REQUIRED TASK
Extract all data as written.

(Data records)
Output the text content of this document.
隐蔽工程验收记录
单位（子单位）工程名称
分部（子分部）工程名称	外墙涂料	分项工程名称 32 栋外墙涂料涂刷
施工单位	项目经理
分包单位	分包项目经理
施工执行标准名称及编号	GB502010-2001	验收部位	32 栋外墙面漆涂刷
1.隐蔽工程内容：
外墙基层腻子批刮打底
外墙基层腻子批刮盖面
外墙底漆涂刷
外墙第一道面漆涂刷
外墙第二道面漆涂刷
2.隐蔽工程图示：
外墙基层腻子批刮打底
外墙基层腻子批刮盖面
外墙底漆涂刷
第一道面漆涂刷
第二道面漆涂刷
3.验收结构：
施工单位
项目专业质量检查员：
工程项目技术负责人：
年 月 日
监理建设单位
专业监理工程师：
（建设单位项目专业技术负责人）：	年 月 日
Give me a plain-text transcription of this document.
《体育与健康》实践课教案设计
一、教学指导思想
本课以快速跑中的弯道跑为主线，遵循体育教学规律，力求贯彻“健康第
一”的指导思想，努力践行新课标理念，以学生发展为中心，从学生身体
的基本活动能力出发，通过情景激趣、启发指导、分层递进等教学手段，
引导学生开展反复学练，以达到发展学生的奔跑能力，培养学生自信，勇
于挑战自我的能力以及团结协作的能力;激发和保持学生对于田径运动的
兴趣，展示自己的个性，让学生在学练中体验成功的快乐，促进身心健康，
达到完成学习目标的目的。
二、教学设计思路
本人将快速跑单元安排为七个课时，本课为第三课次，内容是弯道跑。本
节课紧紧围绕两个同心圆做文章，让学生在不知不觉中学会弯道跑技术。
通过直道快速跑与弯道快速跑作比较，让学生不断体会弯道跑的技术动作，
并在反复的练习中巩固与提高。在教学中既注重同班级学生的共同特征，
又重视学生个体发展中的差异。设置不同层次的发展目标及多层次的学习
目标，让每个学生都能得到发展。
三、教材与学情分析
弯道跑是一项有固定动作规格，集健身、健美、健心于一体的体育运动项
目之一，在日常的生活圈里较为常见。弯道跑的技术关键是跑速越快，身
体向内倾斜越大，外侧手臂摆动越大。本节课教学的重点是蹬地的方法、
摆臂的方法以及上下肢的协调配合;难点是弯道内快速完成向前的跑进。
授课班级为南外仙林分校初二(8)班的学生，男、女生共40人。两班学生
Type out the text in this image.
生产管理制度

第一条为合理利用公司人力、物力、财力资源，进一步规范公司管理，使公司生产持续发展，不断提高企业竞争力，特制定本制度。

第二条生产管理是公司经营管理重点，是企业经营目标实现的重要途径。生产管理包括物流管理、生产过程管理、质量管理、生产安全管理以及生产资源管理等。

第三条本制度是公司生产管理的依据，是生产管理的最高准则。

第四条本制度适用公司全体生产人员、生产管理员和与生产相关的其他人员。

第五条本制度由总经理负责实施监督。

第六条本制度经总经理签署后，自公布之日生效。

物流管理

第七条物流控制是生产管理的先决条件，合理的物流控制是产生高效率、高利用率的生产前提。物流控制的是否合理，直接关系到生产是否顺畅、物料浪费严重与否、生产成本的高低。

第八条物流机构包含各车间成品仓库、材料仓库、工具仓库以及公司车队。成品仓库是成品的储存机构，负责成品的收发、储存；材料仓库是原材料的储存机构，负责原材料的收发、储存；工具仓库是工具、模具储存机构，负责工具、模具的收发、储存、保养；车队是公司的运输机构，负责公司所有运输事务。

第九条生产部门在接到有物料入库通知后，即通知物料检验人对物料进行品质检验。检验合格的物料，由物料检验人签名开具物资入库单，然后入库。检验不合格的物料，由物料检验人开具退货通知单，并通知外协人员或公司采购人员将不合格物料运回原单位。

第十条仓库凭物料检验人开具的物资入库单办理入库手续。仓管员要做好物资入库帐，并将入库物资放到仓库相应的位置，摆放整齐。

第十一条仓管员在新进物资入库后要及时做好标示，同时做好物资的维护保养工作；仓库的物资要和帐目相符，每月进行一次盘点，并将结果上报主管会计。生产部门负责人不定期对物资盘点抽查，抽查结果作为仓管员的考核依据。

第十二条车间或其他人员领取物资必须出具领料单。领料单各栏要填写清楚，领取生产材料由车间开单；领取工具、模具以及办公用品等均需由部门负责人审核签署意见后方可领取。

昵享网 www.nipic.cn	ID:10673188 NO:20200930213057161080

COMPLETED TASK
Output the text content of this document.
隐蔽工程验收记录
单位（子单位）工程名称
分部（子分部）工程名称	外墙涂料	分项工程名称 32 栋外墙涂料涂刷
施工单位	项目经理
分包单位	分包项目经理
施工执行标准名称及编号	GB502010-2001	验收部位	32 栋外墙面漆涂刷
1.隐蔽工程内容：
外墙基层腻子批刮打底
外墙基层腻子批刮盖面
外墙底漆涂刷
外墙第一道面漆涂刷
外墙第二道面漆涂刷
2.隐蔽工程图示：
外墙基层腻子批刮打底
外墙基层腻子批刮盖面
外墙底漆涂刷
第一道面漆涂刷
第二道面漆涂刷
3.验收结构：
施工单位
项目专业质量检查员：
工程项目技术负责人：
年 月 日
监理建设单位
专业监理工程师：
（建设单位项目专业技术负责人）：	年 月 日
Give me a plain-text transcription of this document.
《体育与健康》实践课教案设计
一、教学指导思想
本课以快速跑中的弯道跑为主线，遵循体育教学规律，力求贯彻“健康第
一”的指导思想，努力践行新课标理念，以学生发展为中心，从学生身体
的基本活动能力出发，通过情景激趣、启发指导、分层递进等教学手段，
引导学生开展反复学练，以达到发展学生的奔跑能力，培养学生自信，勇
于挑战自我的能力以及团结协作的能力;激发和保持学生对于田径运动的
兴趣，展示自己的个性，让学生在学练中体验成功的快乐，促进身心健康，
达到完成学习目标的目的。
二、教学设计思路
本人将快速跑单元安排为七个课时，本课为第三课次，内容是弯道跑。本
节课紧紧围绕两个同心圆做文章，让学生在不知不觉中学会弯道跑技术。
通过直道快速跑与弯道快速跑作比较，让学生不断体会弯道跑的技术动作，
并在反复的练习中巩固与提高。在教学中既注重同班级学生的共同特征，
又重视学生个体发展中的差异。设置不同层次的发展目标及多层次的学习
目标，让每个学生都能得到发展。
三、教材与学情分析
弯道跑是一项有固定动作规格，集健身、健美、健心于一体的体育运动项
目之一，在日常的生活圈里较为常见。弯道跑的技术关键是跑速越快，身
体向内倾斜越大，外侧手臂摆动越大。本节课教学的重点是蹬地的方法、
摆臂的方法以及上下肢的协调配合;难点是弯道内快速完成向前的跑进。
授课班级为南外仙林分校初二(8)班的学生，男、女生共40人。两班学生
Type out the text in this image.
生产管理制度

第一条为合理利用公司人力、物力、财力资源，进一步规范公司管理，使公司生产持续发展，不断提高企业竞争力，特制定本制度。

第二条生产管理是公司经营管理重点，是企业经营目标实现的重要途径。生产管理包括物流管理、生产过程管理、质量管理、生产安全管理以及生产资源管理等。

第三条本制度是公司生产管理的依据，是生产管理的最高准则。

第四条本制度适用公司全体生产人员、生产管理员和与生产相关的其他人员。

第五条本制度由总经理负责实施监督。

第六条本制度经总经理签署后，自公布之日生效。

物流管理

第七条物流控制是生产管理的先决条件，合理的物流控制是产生高效率、高利用率的生产前提。物流控制的是否合理，直接关系到生产是否顺畅、物料浪费严重与否、生产成本的高低。

第八条物流机构包含各车间成品仓库、材料仓库、工具仓库以及公司车队。成品仓库是成品的储存机构，负责成品的收发、储存；材料仓库是原材料的储存机构，负责原材料的收发、储存；工具仓库是工具、模具储存机构，负责工具、模具的收发、储存、保养；车队是公司的运输机构，负责公司所有运输事务。

第九条生产部门在接到有物料入库通知后，即通知物料检验人对物料进行品质检验。检验合格的物料，由物料检验人签名开具物资入库单，然后入库。检验不合格的物料，由物料检验人开具退货通知单，并通知外协人员或公司采购人员将不合格物料运回原单位。

第十条仓库凭物料检验人开具的物资入库单办理入库手续。仓管员要做好物资入库帐，并将入库物资放到仓库相应的位置，摆放整齐。

第十一条仓管员在新进物资入库后要及时做好标示，同时做好物资的维护保养工作；仓库的物资要和帐目相符，每月进行一次盘点，并将结果上报主管会计。生产部门负责人不定期对物资盘点抽查，抽查结果作为仓管员的考核依据。

第十二条车间或其他人员领取物资必须出具领料单。领料单各栏要填写清楚，领取生产材料由车间开单；领取工具、模具以及办公用品等均需由部门负责人审核签署意见后方可领取。

昵享网 www.nipic.cn	ID:10673188 NO:20200930213057161080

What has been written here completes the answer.